Job: Only lines holding the word "JSON" should be copied from the material.

Stored items:
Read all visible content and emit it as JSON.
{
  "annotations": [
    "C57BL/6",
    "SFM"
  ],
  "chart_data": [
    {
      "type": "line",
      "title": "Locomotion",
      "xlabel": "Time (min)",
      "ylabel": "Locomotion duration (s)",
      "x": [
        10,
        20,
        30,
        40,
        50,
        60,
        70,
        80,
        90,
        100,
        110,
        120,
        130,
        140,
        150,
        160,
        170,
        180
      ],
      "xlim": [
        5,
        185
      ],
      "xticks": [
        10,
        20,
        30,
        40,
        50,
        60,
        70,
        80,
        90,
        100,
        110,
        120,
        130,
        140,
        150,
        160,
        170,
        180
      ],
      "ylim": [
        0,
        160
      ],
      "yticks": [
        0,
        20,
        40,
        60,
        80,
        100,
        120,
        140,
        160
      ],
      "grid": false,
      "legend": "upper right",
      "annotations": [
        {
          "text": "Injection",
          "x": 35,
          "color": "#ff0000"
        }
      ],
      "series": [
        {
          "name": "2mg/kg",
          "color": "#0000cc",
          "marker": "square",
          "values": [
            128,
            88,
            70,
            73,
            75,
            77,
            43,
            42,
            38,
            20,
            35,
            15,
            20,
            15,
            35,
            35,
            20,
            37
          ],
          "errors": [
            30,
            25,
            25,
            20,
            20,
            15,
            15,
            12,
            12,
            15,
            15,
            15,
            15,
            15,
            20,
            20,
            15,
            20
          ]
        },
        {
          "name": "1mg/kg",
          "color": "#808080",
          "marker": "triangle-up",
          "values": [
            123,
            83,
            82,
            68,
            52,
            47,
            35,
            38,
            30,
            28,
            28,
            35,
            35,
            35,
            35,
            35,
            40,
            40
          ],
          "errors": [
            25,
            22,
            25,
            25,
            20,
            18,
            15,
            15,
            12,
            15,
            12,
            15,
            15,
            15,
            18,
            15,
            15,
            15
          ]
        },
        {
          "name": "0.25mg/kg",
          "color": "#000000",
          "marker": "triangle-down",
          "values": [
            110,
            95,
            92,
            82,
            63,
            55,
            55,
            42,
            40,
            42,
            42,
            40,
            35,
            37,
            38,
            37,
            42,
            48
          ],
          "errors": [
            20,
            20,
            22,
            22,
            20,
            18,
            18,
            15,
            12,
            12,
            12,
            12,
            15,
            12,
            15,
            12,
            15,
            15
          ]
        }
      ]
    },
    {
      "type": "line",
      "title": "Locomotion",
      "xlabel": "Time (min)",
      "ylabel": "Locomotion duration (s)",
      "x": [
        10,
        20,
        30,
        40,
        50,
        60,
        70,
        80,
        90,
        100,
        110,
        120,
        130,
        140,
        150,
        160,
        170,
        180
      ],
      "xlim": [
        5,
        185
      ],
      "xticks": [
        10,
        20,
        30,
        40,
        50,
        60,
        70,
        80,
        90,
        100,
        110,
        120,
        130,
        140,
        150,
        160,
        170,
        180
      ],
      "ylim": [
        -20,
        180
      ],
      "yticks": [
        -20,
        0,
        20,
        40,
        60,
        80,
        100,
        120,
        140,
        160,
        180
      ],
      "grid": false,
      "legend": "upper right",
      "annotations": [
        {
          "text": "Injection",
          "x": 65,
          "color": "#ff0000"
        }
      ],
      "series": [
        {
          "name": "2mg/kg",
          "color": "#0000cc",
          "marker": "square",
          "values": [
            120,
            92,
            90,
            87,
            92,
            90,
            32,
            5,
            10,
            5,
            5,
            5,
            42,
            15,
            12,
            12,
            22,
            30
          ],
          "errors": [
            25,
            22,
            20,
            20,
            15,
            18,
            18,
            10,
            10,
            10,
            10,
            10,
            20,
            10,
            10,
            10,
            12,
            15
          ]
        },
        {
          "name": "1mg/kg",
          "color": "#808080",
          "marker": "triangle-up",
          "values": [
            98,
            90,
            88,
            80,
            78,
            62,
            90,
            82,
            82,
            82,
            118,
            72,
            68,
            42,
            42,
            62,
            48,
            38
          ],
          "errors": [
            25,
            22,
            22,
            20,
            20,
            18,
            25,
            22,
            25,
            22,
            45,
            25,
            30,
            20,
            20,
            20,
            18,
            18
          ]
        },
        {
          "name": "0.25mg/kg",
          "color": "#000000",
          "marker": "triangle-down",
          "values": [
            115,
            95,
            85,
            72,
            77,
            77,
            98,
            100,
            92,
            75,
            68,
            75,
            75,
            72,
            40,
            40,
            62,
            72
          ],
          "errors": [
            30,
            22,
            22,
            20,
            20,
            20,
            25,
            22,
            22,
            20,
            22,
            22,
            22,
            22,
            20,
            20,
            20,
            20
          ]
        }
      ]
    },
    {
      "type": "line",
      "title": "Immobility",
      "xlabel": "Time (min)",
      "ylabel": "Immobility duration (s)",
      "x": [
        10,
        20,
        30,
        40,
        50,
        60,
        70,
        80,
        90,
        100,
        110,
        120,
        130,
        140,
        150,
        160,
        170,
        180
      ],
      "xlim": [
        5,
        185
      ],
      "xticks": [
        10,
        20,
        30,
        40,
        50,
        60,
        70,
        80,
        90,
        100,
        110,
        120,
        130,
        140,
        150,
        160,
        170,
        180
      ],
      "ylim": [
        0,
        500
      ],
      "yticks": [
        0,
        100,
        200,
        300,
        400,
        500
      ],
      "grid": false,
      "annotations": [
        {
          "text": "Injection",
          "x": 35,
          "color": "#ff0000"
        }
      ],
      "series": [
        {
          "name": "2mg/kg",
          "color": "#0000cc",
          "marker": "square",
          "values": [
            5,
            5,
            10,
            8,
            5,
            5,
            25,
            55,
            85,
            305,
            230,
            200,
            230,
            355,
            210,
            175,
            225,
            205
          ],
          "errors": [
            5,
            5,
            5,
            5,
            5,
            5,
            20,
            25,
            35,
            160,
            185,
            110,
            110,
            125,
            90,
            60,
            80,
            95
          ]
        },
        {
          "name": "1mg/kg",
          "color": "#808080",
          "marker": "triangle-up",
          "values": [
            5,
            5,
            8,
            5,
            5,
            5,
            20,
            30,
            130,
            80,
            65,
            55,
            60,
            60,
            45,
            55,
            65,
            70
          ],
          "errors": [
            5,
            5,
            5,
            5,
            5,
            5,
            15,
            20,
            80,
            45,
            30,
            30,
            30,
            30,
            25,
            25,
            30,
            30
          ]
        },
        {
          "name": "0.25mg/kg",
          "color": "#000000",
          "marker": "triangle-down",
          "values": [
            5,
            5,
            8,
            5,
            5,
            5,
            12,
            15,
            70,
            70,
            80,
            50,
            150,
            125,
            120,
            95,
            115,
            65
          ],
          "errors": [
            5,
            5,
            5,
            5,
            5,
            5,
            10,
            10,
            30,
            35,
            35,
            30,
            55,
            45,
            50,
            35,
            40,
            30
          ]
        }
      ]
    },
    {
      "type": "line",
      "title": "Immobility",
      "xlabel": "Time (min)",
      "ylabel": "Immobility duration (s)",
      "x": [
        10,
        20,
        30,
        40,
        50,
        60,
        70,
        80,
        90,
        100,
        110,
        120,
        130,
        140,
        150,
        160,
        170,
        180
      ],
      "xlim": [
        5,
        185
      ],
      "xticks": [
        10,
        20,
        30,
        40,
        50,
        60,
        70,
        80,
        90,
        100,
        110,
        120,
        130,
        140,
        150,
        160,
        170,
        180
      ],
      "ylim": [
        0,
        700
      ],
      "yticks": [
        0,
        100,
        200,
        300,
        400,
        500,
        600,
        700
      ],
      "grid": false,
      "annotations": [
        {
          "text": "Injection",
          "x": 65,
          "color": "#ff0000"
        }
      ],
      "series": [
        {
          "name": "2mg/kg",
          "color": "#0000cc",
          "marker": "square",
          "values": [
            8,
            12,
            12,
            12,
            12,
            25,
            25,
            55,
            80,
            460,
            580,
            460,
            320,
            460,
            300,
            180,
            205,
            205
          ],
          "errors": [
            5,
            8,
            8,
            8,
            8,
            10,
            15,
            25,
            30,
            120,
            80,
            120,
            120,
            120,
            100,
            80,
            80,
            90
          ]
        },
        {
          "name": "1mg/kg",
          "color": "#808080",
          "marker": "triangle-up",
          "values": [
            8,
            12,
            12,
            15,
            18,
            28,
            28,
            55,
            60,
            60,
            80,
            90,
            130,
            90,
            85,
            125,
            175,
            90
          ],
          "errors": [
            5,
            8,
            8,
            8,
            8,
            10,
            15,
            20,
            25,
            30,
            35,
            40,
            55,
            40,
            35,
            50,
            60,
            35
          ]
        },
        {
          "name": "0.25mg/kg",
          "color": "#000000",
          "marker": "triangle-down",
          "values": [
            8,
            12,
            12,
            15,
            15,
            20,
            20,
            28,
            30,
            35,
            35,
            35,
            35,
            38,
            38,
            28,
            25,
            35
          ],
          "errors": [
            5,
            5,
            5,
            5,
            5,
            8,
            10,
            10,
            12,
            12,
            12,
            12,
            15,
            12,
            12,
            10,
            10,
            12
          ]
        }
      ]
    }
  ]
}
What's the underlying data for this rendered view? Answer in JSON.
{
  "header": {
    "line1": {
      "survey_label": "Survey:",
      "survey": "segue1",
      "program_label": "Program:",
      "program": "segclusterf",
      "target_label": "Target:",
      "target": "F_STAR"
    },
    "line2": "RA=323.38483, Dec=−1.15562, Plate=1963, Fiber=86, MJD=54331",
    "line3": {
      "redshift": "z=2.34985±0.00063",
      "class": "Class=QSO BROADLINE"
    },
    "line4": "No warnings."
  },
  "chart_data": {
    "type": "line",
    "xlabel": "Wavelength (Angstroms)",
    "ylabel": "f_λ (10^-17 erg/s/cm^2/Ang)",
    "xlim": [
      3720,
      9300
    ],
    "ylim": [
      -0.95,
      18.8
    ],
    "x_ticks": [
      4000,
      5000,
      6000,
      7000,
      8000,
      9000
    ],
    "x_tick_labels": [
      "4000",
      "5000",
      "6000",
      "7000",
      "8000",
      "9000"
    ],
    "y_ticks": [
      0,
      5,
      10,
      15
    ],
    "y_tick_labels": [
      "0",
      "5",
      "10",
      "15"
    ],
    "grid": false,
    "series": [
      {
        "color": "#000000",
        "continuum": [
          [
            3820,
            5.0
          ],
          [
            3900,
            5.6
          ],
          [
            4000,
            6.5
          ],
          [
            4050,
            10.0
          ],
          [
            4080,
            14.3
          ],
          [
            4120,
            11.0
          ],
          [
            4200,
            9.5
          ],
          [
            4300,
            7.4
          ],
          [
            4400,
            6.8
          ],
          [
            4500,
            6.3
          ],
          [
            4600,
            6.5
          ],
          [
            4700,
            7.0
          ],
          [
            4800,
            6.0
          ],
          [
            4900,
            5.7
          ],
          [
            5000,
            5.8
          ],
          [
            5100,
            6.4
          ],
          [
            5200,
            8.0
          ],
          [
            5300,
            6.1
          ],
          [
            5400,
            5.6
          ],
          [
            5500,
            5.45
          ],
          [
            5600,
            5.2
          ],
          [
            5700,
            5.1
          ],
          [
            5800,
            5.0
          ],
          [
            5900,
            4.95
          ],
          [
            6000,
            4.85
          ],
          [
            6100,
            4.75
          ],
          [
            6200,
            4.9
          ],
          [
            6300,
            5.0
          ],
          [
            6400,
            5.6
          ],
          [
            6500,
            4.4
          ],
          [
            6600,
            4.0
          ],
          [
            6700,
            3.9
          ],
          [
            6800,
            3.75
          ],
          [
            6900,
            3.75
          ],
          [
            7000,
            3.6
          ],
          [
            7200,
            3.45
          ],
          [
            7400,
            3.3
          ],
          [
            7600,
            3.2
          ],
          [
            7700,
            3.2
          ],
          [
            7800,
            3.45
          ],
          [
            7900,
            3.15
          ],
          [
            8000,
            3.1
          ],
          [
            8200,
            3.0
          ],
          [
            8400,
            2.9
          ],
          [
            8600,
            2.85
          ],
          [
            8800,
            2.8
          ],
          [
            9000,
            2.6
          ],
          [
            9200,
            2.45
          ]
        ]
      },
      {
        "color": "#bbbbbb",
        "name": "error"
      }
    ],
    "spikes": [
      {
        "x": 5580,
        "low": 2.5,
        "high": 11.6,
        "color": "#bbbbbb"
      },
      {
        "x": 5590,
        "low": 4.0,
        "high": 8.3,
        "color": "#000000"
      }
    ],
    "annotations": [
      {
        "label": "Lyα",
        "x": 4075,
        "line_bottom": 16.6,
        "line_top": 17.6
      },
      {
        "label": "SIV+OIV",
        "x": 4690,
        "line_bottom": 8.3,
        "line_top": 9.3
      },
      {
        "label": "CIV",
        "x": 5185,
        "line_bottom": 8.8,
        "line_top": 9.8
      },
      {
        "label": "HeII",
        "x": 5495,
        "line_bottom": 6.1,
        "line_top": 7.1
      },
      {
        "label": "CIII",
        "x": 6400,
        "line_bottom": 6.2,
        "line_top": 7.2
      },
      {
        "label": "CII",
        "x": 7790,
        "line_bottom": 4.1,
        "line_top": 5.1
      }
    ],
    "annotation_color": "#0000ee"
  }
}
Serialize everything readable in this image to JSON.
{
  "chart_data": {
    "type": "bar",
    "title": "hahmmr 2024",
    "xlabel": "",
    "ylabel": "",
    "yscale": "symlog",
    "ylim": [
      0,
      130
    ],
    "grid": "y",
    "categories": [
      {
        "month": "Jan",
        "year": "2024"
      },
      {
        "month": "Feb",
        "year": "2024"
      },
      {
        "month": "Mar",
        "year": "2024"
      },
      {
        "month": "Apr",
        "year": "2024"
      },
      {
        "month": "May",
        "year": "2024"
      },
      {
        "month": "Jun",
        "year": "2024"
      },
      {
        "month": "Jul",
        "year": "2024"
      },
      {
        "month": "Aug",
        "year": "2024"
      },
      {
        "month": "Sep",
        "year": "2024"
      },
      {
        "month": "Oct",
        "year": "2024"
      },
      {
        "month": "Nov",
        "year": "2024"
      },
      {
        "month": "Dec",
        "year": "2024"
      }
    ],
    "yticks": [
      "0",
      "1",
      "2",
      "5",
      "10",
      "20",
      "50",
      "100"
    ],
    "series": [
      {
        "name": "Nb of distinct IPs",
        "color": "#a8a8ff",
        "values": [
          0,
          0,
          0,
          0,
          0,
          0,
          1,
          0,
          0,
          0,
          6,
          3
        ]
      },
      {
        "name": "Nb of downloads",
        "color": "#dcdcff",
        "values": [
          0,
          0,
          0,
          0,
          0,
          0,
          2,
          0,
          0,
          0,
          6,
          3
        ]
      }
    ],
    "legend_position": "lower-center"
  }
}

Solution below:
Read all visible content and emit it as JSON.
What's the underlying data for this rendered view? Answer in JSON.
Serialize everything readable in this image to JSON.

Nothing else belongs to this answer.